# EXCERPTED DATA start

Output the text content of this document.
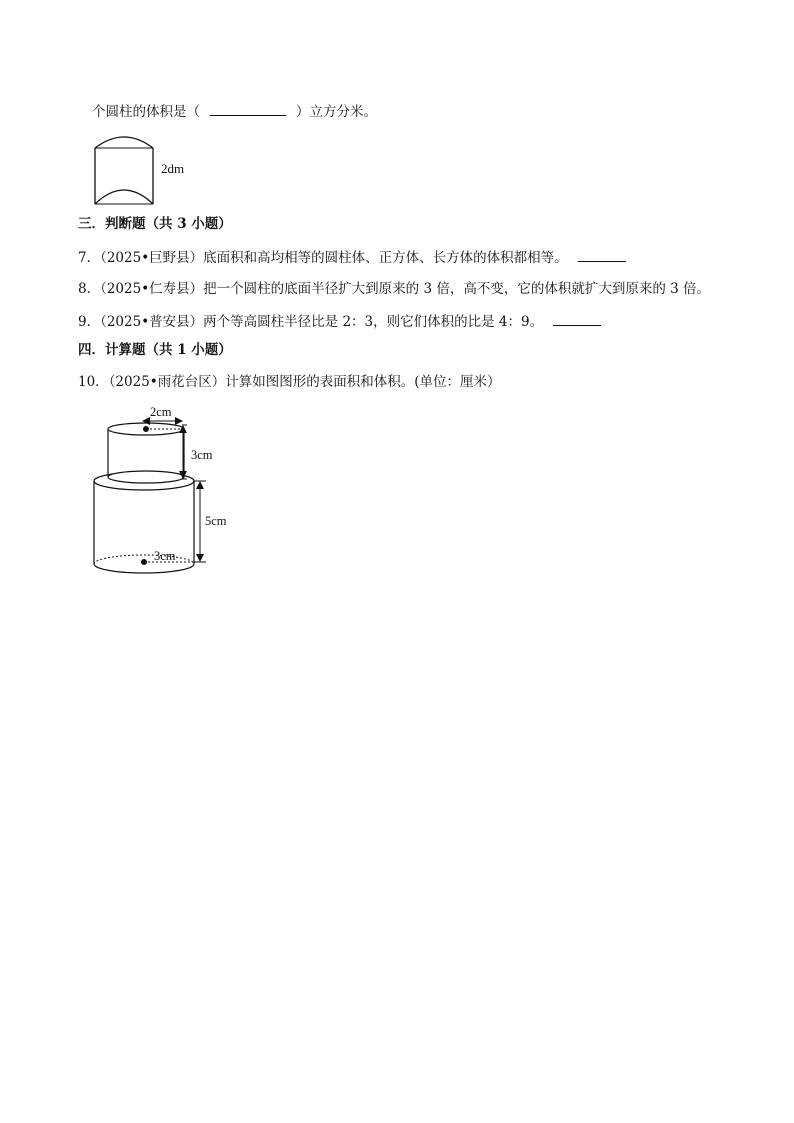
个圆柱的体积是（	）立方分米。
2dm
三．判断题（共 3 小题）
7．（2025•巨野县）底面积和高均相等的圆柱体、正方体、长方体的体积都相等。
8．（2025•仁寿县）把一个圆柱的底面半径扩大到原来的 3 倍，高不变，它的体积就扩大到原来的 3 倍。
9．（2025•普安县）两个等高圆柱半径比是 2：3，则它们体积的比是 4：9。
四．计算题（共 1 小题）
10．（2025•雨花台区）计算如图图形的表面积和体积。(单位：厘米）
3cm
2cm
3cm
5cm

# EXCERPTED DATA end

TASK STATEMENT
Exactly reproduce each record, leaving out any pictures.

ANSWER BELOW
Output the text content of this document.
个圆柱的体积是（	）立方分米。
2dm
三．判断题（共 3 小题）
7．（2025•巨野县）底面积和高均相等的圆柱体、正方体、长方体的体积都相等。
8．（2025•仁寿县）把一个圆柱的底面半径扩大到原来的 3 倍，高不变，它的体积就扩大到原来的 3 倍。
9．（2025•普安县）两个等高圆柱半径比是 2：3，则它们体积的比是 4：9。
四．计算题（共 1 小题）
10．（2025•雨花台区）计算如图图形的表面积和体积。(单位：厘米）
3cm
2cm
3cm
5cm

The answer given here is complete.